STATED TASK
Reproduce the records exactly.

##### DATA IN THIS EXERCISE #####

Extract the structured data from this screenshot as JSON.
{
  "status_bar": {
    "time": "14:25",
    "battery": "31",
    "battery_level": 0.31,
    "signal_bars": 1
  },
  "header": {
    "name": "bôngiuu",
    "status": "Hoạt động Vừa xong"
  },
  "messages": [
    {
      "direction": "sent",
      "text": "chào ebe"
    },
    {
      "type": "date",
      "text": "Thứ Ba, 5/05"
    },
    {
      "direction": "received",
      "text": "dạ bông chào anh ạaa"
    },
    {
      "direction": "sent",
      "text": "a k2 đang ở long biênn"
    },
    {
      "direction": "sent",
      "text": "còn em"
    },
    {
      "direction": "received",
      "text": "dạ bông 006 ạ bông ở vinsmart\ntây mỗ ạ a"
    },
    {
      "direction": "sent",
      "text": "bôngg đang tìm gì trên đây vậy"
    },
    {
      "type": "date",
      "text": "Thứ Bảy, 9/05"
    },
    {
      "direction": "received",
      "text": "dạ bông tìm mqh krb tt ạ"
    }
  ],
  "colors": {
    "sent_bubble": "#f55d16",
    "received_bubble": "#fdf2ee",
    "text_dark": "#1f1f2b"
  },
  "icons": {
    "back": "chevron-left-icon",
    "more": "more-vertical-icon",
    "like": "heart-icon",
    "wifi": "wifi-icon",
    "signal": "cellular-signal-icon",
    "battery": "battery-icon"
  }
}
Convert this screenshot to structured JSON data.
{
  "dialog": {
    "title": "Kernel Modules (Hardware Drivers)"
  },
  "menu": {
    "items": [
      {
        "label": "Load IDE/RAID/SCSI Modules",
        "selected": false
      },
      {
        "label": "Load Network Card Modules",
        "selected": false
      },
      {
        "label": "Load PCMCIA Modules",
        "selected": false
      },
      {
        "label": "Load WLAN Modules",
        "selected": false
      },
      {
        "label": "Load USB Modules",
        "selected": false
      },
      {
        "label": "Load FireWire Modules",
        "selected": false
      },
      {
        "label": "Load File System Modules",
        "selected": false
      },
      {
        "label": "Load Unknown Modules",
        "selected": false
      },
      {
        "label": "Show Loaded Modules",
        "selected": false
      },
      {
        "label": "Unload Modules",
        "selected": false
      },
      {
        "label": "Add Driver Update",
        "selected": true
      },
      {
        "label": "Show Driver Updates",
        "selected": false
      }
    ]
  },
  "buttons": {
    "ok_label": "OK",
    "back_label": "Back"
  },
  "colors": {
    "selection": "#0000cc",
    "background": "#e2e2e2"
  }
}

#####

RESPONSE
Extract the structured data from this screenshot as JSON.
{
  "status_bar": {
    "time": "14:25",
    "battery": "31",
    "battery_level": 0.31,
    "signal_bars": 1
  },
  "header": {
    "name": "bôngiuu",
    "status": "Hoạt động Vừa xong"
  },
  "messages": [
    {
      "direction": "sent",
      "text": "chào ebe"
    },
    {
      "type": "date",
      "text": "Thứ Ba, 5/05"
    },
    {
      "direction": "received",
      "text": "dạ bông chào anh ạaa"
    },
    {
      "direction": "sent",
      "text": "a k2 đang ở long biênn"
    },
    {
      "direction": "sent",
      "text": "còn em"
    },
    {
      "direction": "received",
      "text": "dạ bông 006 ạ bông ở vinsmart\ntây mỗ ạ a"
    },
    {
      "direction": "sent",
      "text": "bôngg đang tìm gì trên đây vậy"
    },
    {
      "type": "date",
      "text": "Thứ Bảy, 9/05"
    },
    {
      "direction": "received",
      "text": "dạ bông tìm mqh krb tt ạ"
    }
  ],
  "colors": {
    "sent_bubble": "#f55d16",
    "received_bubble": "#fdf2ee",
    "text_dark": "#1f1f2b"
  },
  "icons": {
    "back": "chevron-left-icon",
    "more": "more-vertical-icon",
    "like": "heart-icon",
    "wifi": "wifi-icon",
    "signal": "cellular-signal-icon",
    "battery": "battery-icon"
  }
}
Convert this screenshot to structured JSON data.
{
  "dialog": {
    "title": "Kernel Modules (Hardware Drivers)"
  },
  "menu": {
    "items": [
      {
        "label": "Load IDE/RAID/SCSI Modules",
        "selected": false
      },
      {
        "label": "Load Network Card Modules",
        "selected": false
      },
      {
        "label": "Load PCMCIA Modules",
        "selected": false
      },
      {
        "label": "Load WLAN Modules",
        "selected": false
      },
      {
        "label": "Load USB Modules",
        "selected": false
      },
      {
        "label": "Load FireWire Modules",
        "selected": false
      },
      {
        "label": "Load File System Modules",
        "selected": false
      },
      {
        "label": "Load Unknown Modules",
        "selected": false
      },
      {
        "label": "Show Loaded Modules",
        "selected": false
      },
      {
        "label": "Unload Modules",
        "selected": false
      },
      {
        "label": "Add Driver Update",
        "selected": true
      },
      {
        "label": "Show Driver Updates",
        "selected": false
      }
    ]
  },
  "buttons": {
    "ok_label": "OK",
    "back_label": "Back"
  },
  "colors": {
    "selection": "#0000cc",
    "background": "#e2e2e2"
  }
}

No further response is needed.